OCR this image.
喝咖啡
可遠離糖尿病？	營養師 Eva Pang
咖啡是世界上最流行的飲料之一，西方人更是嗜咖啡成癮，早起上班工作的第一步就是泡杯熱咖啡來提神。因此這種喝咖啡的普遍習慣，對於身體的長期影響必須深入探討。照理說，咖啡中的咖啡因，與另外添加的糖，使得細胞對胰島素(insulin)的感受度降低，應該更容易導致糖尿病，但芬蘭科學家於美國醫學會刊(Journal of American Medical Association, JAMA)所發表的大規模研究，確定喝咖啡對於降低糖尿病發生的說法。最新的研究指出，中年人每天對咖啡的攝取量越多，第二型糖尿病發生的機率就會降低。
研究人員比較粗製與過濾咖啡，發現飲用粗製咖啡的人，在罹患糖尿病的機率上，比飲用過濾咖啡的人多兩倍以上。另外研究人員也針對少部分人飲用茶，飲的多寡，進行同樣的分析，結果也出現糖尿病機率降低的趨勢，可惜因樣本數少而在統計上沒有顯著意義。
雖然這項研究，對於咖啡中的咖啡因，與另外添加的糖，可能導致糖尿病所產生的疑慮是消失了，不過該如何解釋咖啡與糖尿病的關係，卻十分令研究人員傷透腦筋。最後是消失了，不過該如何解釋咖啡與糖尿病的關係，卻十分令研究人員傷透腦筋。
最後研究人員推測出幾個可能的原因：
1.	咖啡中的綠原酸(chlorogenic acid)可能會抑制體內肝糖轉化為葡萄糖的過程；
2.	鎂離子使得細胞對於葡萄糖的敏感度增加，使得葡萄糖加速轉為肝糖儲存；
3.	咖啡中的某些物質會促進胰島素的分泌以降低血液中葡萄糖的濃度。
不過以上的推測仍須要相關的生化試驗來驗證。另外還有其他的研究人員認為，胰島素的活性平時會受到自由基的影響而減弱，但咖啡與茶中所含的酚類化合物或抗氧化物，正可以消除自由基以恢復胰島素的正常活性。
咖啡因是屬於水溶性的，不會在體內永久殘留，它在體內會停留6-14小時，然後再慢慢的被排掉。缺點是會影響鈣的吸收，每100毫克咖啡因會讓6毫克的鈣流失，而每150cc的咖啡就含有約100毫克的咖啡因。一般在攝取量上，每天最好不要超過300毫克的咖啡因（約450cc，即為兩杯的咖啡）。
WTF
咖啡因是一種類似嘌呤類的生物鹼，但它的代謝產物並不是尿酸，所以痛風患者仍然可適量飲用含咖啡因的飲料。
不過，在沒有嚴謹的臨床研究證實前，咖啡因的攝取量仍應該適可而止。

- [To do]
Identify all lines where the word "與另外添加的糖" shows up. Copy them.

- [Solution for this problem]
咖啡是世界上最流行的飲料之一，西方人更是嗜咖啡成癮，早起上班工作的第一步就是泡杯熱咖啡來提神。因此這種喝咖啡的普遍習慣，對於身體的長期影響必須深入探討。照理說，咖啡中的咖啡因，與另外添加的糖，使得細胞對胰島素(insulin)的感受度降低，應該更容易導致糖尿病，但芬蘭科學家於美國醫學會刊(Journal of American Medical Association, JAMA)所發表的大規模研究，確定喝咖啡對於降低糖尿病發生的說法。最新的研究指出，中年人每天對咖啡的攝取量越多，第二型糖尿病發生的機率就會降低。
雖然這項研究，對於咖啡中的咖啡因，與另外添加的糖，可能導致糖尿病所產生的疑慮是消失了，不過該如何解釋咖啡與糖尿病的關係，卻十分令研究人員傷透腦筋。最後是消失了，不過該如何解釋咖啡與糖尿病的關係，卻十分令研究人員傷透腦筋。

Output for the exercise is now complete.